*What to produce*.
Revise the items below by changing "Million vehicles" to "Millions of vehicles" wherever it occurs, and leave everything else unchanged.

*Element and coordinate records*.
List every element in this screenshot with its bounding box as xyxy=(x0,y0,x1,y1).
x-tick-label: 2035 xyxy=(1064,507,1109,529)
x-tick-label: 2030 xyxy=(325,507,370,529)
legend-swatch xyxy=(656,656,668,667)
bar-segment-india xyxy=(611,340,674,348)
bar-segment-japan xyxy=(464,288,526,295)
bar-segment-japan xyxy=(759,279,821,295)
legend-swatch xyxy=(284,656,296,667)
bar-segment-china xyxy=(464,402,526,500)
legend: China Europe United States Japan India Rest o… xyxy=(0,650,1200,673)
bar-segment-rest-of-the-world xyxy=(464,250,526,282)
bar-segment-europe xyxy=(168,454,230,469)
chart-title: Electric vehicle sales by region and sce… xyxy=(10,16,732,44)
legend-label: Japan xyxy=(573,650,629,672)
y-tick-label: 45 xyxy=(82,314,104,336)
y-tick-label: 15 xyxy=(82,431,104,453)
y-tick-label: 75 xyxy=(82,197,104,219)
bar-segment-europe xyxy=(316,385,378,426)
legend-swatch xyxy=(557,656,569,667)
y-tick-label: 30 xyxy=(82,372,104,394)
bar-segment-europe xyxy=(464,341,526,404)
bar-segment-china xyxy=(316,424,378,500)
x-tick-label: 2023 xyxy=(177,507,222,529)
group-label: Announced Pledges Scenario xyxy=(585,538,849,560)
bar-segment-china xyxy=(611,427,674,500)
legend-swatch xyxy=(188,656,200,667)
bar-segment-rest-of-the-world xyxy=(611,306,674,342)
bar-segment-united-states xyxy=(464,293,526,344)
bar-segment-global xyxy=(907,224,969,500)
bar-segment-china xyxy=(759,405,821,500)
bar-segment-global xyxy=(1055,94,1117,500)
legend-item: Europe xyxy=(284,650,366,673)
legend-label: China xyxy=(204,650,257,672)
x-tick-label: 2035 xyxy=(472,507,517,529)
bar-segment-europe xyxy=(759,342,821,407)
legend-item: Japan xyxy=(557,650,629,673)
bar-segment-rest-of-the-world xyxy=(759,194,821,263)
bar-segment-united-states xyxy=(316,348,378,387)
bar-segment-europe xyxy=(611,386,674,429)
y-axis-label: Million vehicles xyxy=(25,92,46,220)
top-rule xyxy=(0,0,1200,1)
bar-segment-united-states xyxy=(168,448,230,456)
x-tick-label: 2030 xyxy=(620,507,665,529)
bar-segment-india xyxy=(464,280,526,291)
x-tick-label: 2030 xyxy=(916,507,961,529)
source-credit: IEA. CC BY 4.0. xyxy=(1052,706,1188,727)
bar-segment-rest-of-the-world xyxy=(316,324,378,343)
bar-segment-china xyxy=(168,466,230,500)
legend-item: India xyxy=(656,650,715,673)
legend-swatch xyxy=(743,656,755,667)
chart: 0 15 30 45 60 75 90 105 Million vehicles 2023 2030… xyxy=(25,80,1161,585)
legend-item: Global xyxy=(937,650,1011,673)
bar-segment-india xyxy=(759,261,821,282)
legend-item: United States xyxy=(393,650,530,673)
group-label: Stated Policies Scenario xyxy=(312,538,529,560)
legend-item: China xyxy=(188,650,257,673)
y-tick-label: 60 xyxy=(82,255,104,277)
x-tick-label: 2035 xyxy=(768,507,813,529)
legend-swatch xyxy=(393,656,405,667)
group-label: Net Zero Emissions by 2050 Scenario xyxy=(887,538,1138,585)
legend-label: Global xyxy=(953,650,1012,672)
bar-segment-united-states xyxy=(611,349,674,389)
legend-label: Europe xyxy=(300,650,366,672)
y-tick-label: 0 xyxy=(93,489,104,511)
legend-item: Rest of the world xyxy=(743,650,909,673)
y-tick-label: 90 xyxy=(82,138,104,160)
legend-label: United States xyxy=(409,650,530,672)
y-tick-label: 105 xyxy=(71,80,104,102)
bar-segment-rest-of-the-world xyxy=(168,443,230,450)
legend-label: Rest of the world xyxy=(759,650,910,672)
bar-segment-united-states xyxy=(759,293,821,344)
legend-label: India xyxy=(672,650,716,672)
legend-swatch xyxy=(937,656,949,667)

*Exercise solution*.
List every element in this screenshot with its bounding box as xyxy=(x0,y0,x1,y1).
x-tick-label: 2035 xyxy=(1064,507,1109,529)
x-tick-label: 2030 xyxy=(325,507,370,529)
legend-swatch xyxy=(656,656,668,667)
bar-segment-india xyxy=(611,340,674,348)
bar-segment-japan xyxy=(464,288,526,295)
bar-segment-japan xyxy=(759,279,821,295)
legend-swatch xyxy=(284,656,296,667)
bar-segment-china xyxy=(464,402,526,500)
legend: China Europe United States Japan India Rest o… xyxy=(0,650,1200,673)
bar-segment-rest-of-the-world xyxy=(464,250,526,282)
bar-segment-europe xyxy=(168,454,230,469)
chart-title: Electric vehicle sales by region and sce… xyxy=(10,16,732,44)
legend-label: Japan xyxy=(573,650,629,672)
y-tick-label: 45 xyxy=(82,314,104,336)
y-tick-label: 15 xyxy=(82,431,104,453)
y-tick-label: 75 xyxy=(82,197,104,219)
bar-segment-europe xyxy=(316,385,378,426)
legend-swatch xyxy=(557,656,569,667)
y-tick-label: 30 xyxy=(82,372,104,394)
bar-segment-europe xyxy=(464,341,526,404)
bar-segment-china xyxy=(316,424,378,500)
x-tick-label: 2023 xyxy=(177,507,222,529)
group-label: Announced Pledges Scenario xyxy=(585,538,849,560)
bar-segment-china xyxy=(611,427,674,500)
legend-swatch xyxy=(188,656,200,667)
bar-segment-rest-of-the-world xyxy=(611,306,674,342)
bar-segment-united-states xyxy=(464,293,526,344)
bar-segment-global xyxy=(907,224,969,500)
bar-segment-china xyxy=(759,405,821,500)
bar-segment-global xyxy=(1055,94,1117,500)
legend-item: Europe xyxy=(284,650,366,673)
legend-label: China xyxy=(204,650,257,672)
x-tick-label: 2035 xyxy=(472,507,517,529)
bar-segment-europe xyxy=(759,342,821,407)
legend-item: Japan xyxy=(557,650,629,673)
bar-segment-rest-of-the-world xyxy=(759,194,821,263)
bar-segment-united-states xyxy=(316,348,378,387)
bar-segment-europe xyxy=(611,386,674,429)
y-axis-label: Millions of vehicles xyxy=(25,92,46,220)
top-rule xyxy=(0,0,1200,1)
bar-segment-united-states xyxy=(168,448,230,456)
x-tick-label: 2030 xyxy=(620,507,665,529)
bar-segment-india xyxy=(464,280,526,291)
x-tick-label: 2030 xyxy=(916,507,961,529)
source-credit: IEA. CC BY 4.0. xyxy=(1052,706,1188,727)
bar-segment-rest-of-the-world xyxy=(316,324,378,343)
bar-segment-china xyxy=(168,466,230,500)
legend-item: India xyxy=(656,650,715,673)
legend-swatch xyxy=(743,656,755,667)
chart: 0 15 30 45 60 75 90 105 Millions of vehicles 2023 2030… xyxy=(25,80,1161,585)
legend-item: Global xyxy=(937,650,1011,673)
bar-segment-india xyxy=(759,261,821,282)
legend-item: United States xyxy=(393,650,530,673)
group-label: Stated Policies Scenario xyxy=(312,538,529,560)
legend-item: China xyxy=(188,650,257,673)
y-tick-label: 60 xyxy=(82,255,104,277)
x-tick-label: 2035 xyxy=(768,507,813,529)
legend-swatch xyxy=(393,656,405,667)
group-label: Net Zero Emissions by 2050 Scenario xyxy=(887,538,1138,585)
legend-label: Global xyxy=(953,650,1012,672)
bar-segment-united-states xyxy=(611,349,674,389)
legend-label: Europe xyxy=(300,650,366,672)
y-tick-label: 0 xyxy=(93,489,104,511)
legend-item: Rest of the world xyxy=(743,650,909,673)
y-tick-label: 90 xyxy=(82,138,104,160)
legend-label: United States xyxy=(409,650,530,672)
y-tick-label: 105 xyxy=(71,80,104,102)
bar-segment-rest-of-the-world xyxy=(168,443,230,450)
legend-label: Rest of the world xyxy=(759,650,910,672)
bar-segment-united-states xyxy=(759,293,821,344)
legend-label: India xyxy=(672,650,716,672)
legend-swatch xyxy=(937,656,949,667)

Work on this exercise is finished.